• **TASK DIRECTIONS**:
Keep only the rows below that contain the string "axis", and copy each one. Case counts.
## Start SUPPLIED MATERIAL
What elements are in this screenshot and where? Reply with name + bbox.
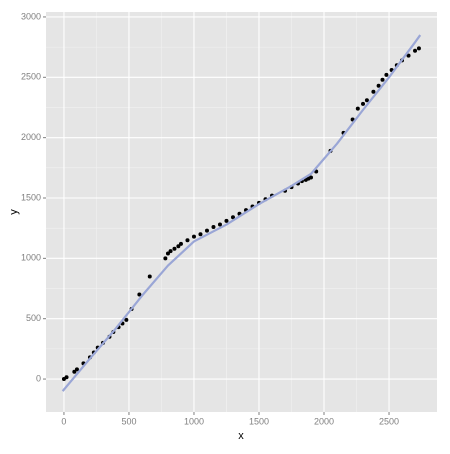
- point: [64, 375, 69, 380]
- point: [380, 77, 385, 82]
- point: [355, 106, 360, 111]
- point: [384, 72, 389, 77]
- y-tick-label: 1000: [21, 253, 41, 263]
- point: [191, 234, 196, 239]
- point: [163, 256, 168, 261]
- point: [309, 175, 314, 180]
- y-tick-label: 3000: [21, 11, 41, 21]
- point: [413, 48, 418, 53]
- point: [178, 241, 183, 246]
- point: [224, 218, 229, 223]
- point: [185, 238, 190, 243]
- point: [172, 246, 177, 251]
- point: [165, 251, 170, 256]
- point: [198, 232, 203, 237]
- point: [147, 274, 152, 279]
- point: [124, 317, 129, 322]
- point: [204, 228, 209, 233]
- y-tick-label: 2500: [21, 72, 41, 82]
- point: [361, 101, 366, 106]
- point: [211, 224, 216, 229]
- x-tick-label: 0: [61, 416, 66, 426]
- point: [406, 53, 411, 58]
- y-axis-label: y: [8, 209, 20, 215]
- y-tick-label: 2000: [21, 132, 41, 142]
- point: [230, 215, 235, 220]
- y-tick-label: 500: [26, 313, 41, 323]
- point: [376, 83, 381, 88]
- point: [72, 369, 77, 374]
- x-tick-label: 1500: [249, 416, 269, 426]
- y-tick-label: 0: [36, 373, 41, 383]
- point: [371, 89, 376, 94]
- point: [74, 367, 79, 372]
- smooth-line: [61, 34, 422, 392]
- x-tick-label: 2500: [379, 416, 399, 426]
- x-tick-label: 2000: [314, 416, 334, 426]
- point: [364, 98, 369, 103]
- x-tick-label: 500: [121, 416, 136, 426]
- point: [137, 292, 142, 297]
- x-axis-label: x: [238, 430, 244, 442]
- point: [168, 249, 173, 254]
- point: [217, 222, 222, 227]
- x-tick-label: 1000: [184, 416, 204, 426]
- panel: [46, 12, 437, 412]
- point: [416, 46, 421, 51]
- y-tick-label: 1500: [21, 192, 41, 202]
- point: [176, 244, 181, 249]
## End SUPPLIED MATERIAL
• **CORRECT ANSWER**:
- y-axis-label: y: [8, 209, 20, 215]
- x-axis-label: x: [238, 430, 244, 442]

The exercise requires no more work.